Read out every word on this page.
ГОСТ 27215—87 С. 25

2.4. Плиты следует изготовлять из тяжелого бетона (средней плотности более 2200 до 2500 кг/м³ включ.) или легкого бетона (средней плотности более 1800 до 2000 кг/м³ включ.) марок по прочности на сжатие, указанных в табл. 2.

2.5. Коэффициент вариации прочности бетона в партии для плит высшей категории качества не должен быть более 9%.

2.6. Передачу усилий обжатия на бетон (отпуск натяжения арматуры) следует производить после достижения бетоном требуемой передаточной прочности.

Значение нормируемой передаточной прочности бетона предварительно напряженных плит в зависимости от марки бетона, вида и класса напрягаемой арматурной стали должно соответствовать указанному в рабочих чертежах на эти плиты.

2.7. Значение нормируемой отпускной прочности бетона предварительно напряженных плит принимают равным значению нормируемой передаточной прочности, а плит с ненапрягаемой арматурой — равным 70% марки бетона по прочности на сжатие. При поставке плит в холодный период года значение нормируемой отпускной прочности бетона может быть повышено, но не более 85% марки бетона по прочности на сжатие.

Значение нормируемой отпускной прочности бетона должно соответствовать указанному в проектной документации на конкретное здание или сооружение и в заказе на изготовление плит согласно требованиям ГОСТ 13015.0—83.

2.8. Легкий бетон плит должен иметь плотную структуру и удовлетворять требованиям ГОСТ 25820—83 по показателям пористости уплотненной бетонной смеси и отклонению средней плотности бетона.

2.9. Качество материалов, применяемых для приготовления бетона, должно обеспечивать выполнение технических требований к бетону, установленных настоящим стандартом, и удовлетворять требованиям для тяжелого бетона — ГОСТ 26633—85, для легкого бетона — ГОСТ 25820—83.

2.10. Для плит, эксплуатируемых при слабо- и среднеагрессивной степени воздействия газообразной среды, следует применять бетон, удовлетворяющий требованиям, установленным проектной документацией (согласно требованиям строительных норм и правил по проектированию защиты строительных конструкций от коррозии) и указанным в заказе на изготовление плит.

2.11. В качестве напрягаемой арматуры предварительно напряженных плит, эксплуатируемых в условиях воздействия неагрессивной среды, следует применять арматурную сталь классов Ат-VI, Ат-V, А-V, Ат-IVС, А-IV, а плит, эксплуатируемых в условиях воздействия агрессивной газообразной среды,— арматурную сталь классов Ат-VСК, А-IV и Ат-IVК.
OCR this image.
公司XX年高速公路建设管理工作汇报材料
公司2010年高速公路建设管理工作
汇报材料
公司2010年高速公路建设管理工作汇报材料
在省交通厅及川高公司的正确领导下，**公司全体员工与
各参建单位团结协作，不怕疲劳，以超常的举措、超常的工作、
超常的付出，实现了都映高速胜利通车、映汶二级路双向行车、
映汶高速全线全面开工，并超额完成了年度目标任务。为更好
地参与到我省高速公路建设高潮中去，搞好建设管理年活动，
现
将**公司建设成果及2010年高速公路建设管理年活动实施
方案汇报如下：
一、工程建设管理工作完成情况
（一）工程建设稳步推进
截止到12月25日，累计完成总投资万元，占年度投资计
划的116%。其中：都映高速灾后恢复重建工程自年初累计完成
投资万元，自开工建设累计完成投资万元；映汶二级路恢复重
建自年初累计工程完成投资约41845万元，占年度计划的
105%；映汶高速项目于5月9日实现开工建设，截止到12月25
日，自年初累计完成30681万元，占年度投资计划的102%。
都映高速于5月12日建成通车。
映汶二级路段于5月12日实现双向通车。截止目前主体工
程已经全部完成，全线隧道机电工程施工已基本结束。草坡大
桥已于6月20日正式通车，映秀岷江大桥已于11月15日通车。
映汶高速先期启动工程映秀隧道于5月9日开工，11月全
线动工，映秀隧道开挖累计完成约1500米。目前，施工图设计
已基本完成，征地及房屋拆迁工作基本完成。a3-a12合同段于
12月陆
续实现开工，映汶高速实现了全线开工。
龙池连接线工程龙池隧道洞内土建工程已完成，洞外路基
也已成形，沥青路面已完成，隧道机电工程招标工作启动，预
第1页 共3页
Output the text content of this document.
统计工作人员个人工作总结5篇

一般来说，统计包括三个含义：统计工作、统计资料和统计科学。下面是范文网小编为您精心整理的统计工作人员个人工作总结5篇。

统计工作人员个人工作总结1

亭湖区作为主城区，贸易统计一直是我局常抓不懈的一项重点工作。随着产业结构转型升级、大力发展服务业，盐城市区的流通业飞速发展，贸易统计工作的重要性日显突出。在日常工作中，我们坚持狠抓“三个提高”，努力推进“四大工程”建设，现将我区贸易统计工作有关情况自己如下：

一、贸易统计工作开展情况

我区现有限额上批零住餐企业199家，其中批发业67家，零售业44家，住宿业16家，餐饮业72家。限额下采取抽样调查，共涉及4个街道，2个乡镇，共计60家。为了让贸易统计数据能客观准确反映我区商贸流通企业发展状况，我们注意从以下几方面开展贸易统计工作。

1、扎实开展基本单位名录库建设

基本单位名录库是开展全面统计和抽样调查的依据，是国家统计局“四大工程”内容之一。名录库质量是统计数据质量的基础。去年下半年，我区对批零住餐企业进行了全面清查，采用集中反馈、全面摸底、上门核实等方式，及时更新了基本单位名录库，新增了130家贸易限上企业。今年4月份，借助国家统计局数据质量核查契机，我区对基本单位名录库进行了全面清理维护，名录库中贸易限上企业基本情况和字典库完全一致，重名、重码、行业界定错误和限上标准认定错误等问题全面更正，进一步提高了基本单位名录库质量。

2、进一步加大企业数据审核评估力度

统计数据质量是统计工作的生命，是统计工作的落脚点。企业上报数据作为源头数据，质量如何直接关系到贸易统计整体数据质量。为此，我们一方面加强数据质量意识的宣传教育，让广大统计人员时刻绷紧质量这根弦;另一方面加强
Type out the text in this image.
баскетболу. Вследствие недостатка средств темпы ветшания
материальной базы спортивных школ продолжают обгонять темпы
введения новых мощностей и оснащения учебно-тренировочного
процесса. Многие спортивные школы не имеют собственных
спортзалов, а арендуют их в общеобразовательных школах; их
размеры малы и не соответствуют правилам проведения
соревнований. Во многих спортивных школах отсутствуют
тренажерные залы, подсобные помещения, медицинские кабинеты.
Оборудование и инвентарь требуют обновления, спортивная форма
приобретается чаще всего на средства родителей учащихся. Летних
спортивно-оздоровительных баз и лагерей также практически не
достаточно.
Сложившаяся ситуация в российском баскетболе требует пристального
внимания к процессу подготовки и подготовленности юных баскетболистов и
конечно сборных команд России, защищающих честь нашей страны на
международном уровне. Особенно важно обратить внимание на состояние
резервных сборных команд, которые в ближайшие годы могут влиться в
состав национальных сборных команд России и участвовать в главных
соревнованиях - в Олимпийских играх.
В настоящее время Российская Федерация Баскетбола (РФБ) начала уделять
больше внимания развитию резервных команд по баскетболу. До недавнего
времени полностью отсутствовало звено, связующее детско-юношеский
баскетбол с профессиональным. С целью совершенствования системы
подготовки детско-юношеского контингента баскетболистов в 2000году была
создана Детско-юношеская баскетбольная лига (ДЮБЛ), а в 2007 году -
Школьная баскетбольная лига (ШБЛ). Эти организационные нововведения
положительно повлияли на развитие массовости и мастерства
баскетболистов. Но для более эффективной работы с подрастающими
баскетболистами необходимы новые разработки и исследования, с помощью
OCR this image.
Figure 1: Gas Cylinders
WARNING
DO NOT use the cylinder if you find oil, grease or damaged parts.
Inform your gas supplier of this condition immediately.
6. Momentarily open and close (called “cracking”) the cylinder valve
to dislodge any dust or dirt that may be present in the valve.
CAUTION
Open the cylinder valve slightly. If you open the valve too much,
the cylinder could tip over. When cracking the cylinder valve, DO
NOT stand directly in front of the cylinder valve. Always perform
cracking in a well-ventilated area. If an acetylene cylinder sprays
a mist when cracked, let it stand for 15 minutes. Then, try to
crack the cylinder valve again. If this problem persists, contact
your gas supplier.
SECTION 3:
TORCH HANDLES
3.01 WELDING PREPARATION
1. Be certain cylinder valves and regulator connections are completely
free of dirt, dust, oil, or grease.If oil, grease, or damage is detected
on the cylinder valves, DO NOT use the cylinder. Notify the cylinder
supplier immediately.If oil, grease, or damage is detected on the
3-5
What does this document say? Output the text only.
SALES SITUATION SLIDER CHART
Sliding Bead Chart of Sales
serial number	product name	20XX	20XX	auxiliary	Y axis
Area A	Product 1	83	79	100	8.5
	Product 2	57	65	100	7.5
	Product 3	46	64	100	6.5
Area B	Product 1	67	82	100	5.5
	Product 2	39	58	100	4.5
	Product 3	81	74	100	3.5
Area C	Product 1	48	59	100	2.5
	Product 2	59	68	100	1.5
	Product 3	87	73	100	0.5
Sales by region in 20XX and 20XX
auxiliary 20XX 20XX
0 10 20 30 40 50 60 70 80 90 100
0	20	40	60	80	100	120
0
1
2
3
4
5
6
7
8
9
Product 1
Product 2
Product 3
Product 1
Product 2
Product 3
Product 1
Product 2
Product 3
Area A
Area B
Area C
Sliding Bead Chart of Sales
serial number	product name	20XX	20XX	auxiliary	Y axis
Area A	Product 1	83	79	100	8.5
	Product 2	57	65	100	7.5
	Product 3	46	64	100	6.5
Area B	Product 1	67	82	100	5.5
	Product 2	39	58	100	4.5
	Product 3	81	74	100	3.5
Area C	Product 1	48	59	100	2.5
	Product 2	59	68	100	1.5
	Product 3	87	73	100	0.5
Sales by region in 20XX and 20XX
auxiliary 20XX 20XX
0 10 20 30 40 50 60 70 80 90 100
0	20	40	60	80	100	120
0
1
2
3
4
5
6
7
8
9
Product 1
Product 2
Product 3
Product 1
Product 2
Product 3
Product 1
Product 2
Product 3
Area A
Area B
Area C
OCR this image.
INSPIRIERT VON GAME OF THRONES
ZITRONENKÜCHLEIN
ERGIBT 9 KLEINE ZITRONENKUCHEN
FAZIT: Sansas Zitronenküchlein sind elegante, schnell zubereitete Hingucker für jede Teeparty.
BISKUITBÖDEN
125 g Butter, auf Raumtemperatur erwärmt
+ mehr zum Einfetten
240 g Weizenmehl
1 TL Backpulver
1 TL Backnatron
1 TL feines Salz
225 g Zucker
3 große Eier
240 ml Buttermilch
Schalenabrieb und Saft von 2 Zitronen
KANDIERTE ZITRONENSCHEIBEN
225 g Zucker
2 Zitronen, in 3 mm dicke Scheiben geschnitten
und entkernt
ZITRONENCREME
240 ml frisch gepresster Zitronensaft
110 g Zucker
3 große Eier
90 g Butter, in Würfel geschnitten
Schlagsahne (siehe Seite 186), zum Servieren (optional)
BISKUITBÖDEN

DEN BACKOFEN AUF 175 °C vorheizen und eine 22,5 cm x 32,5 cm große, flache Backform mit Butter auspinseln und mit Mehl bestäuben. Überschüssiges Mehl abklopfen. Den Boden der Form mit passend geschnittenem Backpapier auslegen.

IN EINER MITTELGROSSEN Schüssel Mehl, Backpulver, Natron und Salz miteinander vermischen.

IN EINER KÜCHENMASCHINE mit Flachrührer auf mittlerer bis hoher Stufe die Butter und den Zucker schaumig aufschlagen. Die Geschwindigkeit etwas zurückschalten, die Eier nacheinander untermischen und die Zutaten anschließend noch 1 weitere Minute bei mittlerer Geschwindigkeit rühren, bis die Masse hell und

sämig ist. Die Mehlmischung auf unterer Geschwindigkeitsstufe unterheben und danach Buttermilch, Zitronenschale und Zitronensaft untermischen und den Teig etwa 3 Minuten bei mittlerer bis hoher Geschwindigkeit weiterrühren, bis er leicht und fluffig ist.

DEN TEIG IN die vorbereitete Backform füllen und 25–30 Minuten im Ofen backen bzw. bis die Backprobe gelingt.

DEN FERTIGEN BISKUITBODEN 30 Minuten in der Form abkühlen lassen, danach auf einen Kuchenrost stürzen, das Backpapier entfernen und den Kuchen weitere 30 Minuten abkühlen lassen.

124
+++
Exercise details
Reply with one number: the count of lines in the entries that include the word "Zucker".

Answer to this exercise
4